-- begin Stored data --
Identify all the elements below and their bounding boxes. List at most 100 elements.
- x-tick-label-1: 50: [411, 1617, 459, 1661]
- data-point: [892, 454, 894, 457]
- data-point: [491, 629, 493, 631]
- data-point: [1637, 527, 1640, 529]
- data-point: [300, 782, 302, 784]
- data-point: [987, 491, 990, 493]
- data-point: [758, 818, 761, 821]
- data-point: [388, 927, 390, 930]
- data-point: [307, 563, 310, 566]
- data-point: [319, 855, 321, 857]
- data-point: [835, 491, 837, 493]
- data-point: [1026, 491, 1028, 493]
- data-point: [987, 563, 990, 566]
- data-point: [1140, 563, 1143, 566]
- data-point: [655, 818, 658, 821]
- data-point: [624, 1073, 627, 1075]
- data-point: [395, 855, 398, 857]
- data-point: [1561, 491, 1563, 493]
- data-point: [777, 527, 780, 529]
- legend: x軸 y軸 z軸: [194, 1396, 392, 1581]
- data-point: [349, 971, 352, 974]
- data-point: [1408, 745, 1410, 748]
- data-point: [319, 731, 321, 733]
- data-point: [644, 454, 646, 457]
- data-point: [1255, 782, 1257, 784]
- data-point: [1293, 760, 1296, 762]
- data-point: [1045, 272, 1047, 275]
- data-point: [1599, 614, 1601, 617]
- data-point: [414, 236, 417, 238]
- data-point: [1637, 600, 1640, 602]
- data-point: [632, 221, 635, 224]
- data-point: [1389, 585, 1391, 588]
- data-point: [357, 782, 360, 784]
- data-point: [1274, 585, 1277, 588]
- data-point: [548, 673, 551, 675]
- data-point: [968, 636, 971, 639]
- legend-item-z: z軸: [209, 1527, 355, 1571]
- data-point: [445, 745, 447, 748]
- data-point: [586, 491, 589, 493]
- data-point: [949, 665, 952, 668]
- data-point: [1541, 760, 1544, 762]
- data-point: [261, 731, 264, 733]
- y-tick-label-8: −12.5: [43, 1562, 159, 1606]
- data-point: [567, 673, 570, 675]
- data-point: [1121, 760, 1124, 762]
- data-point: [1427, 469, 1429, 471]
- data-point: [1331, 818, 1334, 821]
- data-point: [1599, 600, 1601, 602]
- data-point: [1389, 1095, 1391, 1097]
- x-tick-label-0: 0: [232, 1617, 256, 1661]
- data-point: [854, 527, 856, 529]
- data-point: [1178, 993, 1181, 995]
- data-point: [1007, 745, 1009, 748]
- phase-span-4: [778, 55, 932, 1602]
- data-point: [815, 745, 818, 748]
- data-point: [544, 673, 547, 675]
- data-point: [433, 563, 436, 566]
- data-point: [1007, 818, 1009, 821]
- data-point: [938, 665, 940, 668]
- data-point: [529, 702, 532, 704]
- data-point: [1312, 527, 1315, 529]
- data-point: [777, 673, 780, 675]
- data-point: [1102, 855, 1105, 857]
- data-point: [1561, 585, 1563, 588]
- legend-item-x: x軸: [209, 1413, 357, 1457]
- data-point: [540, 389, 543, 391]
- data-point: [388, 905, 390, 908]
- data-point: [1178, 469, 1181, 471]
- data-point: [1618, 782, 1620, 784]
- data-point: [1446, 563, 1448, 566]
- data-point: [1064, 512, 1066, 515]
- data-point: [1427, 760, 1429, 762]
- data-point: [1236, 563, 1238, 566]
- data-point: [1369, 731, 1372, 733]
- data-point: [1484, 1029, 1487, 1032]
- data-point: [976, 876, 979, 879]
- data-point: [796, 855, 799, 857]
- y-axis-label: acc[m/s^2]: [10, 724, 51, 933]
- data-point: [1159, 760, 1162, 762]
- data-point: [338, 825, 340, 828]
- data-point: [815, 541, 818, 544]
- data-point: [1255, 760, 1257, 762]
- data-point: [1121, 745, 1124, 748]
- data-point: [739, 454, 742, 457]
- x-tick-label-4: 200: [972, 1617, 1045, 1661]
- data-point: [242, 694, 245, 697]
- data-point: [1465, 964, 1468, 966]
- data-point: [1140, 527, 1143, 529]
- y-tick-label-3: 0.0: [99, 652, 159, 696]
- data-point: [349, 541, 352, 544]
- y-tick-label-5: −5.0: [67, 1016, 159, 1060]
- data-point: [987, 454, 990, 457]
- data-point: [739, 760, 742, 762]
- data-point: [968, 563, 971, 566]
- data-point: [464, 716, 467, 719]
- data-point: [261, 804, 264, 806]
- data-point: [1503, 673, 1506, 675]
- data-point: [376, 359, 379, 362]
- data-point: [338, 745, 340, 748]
-- end Stored data --
-- Work to do --
Retype every one of the lines above without changing a single character.

-- Answer --
Identify all the elements below and their bounding boxes. List at most 100 elements.
- x-tick-label-1: 50: [411, 1617, 459, 1661]
- data-point: [892, 454, 894, 457]
- data-point: [491, 629, 493, 631]
- data-point: [1637, 527, 1640, 529]
- data-point: [300, 782, 302, 784]
- data-point: [987, 491, 990, 493]
- data-point: [758, 818, 761, 821]
- data-point: [388, 927, 390, 930]
- data-point: [307, 563, 310, 566]
- data-point: [319, 855, 321, 857]
- data-point: [835, 491, 837, 493]
- data-point: [1026, 491, 1028, 493]
- data-point: [987, 563, 990, 566]
- data-point: [1140, 563, 1143, 566]
- data-point: [655, 818, 658, 821]
- data-point: [624, 1073, 627, 1075]
- data-point: [395, 855, 398, 857]
- data-point: [1561, 491, 1563, 493]
- data-point: [777, 527, 780, 529]
- legend: x軸 y軸 z軸: [194, 1396, 392, 1581]
- data-point: [349, 971, 352, 974]
- data-point: [1408, 745, 1410, 748]
- data-point: [319, 731, 321, 733]
- data-point: [644, 454, 646, 457]
- data-point: [1255, 782, 1257, 784]
- data-point: [1293, 760, 1296, 762]
- data-point: [1045, 272, 1047, 275]
- data-point: [1599, 614, 1601, 617]
- data-point: [414, 236, 417, 238]
- data-point: [1637, 600, 1640, 602]
- data-point: [632, 221, 635, 224]
- data-point: [1389, 585, 1391, 588]
- data-point: [357, 782, 360, 784]
- data-point: [1274, 585, 1277, 588]
- data-point: [548, 673, 551, 675]
- data-point: [968, 636, 971, 639]
- legend-item-z: z軸: [209, 1527, 355, 1571]
- data-point: [445, 745, 447, 748]
- data-point: [586, 491, 589, 493]
- data-point: [949, 665, 952, 668]
- data-point: [1541, 760, 1544, 762]
- data-point: [261, 731, 264, 733]
- y-tick-label-8: −12.5: [43, 1562, 159, 1606]
- data-point: [567, 673, 570, 675]
- data-point: [1121, 760, 1124, 762]
- data-point: [1427, 469, 1429, 471]
- data-point: [1331, 818, 1334, 821]
- data-point: [1599, 600, 1601, 602]
- data-point: [1389, 1095, 1391, 1097]
- x-tick-label-0: 0: [232, 1617, 256, 1661]
- data-point: [854, 527, 856, 529]
- data-point: [1178, 993, 1181, 995]
- data-point: [1007, 745, 1009, 748]
- phase-span-4: [778, 55, 932, 1602]
- data-point: [815, 745, 818, 748]
- data-point: [544, 673, 547, 675]
- data-point: [433, 563, 436, 566]
- data-point: [1007, 818, 1009, 821]
- data-point: [938, 665, 940, 668]
- data-point: [529, 702, 532, 704]
- data-point: [1312, 527, 1315, 529]
- data-point: [777, 673, 780, 675]
- data-point: [1102, 855, 1105, 857]
- data-point: [1561, 585, 1563, 588]
- legend-item-x: x軸: [209, 1413, 357, 1457]
- data-point: [540, 389, 543, 391]
- data-point: [388, 905, 390, 908]
- data-point: [1178, 469, 1181, 471]
- data-point: [1618, 782, 1620, 784]
- data-point: [1446, 563, 1448, 566]
- data-point: [1064, 512, 1066, 515]
- data-point: [1427, 760, 1429, 762]
- data-point: [1236, 563, 1238, 566]
- data-point: [1369, 731, 1372, 733]
- data-point: [1484, 1029, 1487, 1032]
- data-point: [976, 876, 979, 879]
- data-point: [796, 855, 799, 857]
- y-axis-label: acc[m/s^2]: [10, 724, 51, 933]
- data-point: [1159, 760, 1162, 762]
- data-point: [338, 825, 340, 828]
- data-point: [815, 541, 818, 544]
- data-point: [1255, 760, 1257, 762]
- data-point: [1121, 745, 1124, 748]
- data-point: [739, 454, 742, 457]
- x-tick-label-4: 200: [972, 1617, 1045, 1661]
- data-point: [242, 694, 245, 697]
- data-point: [1465, 964, 1468, 966]
- data-point: [1140, 527, 1143, 529]
- y-tick-label-3: 0.0: [99, 652, 159, 696]
- data-point: [349, 541, 352, 544]
- y-tick-label-5: −5.0: [67, 1016, 159, 1060]
- data-point: [987, 454, 990, 457]
- data-point: [739, 760, 742, 762]
- data-point: [968, 563, 971, 566]
- data-point: [464, 716, 467, 719]
- data-point: [261, 804, 264, 806]
- data-point: [1503, 673, 1506, 675]
- data-point: [376, 359, 379, 362]
- data-point: [338, 745, 340, 748]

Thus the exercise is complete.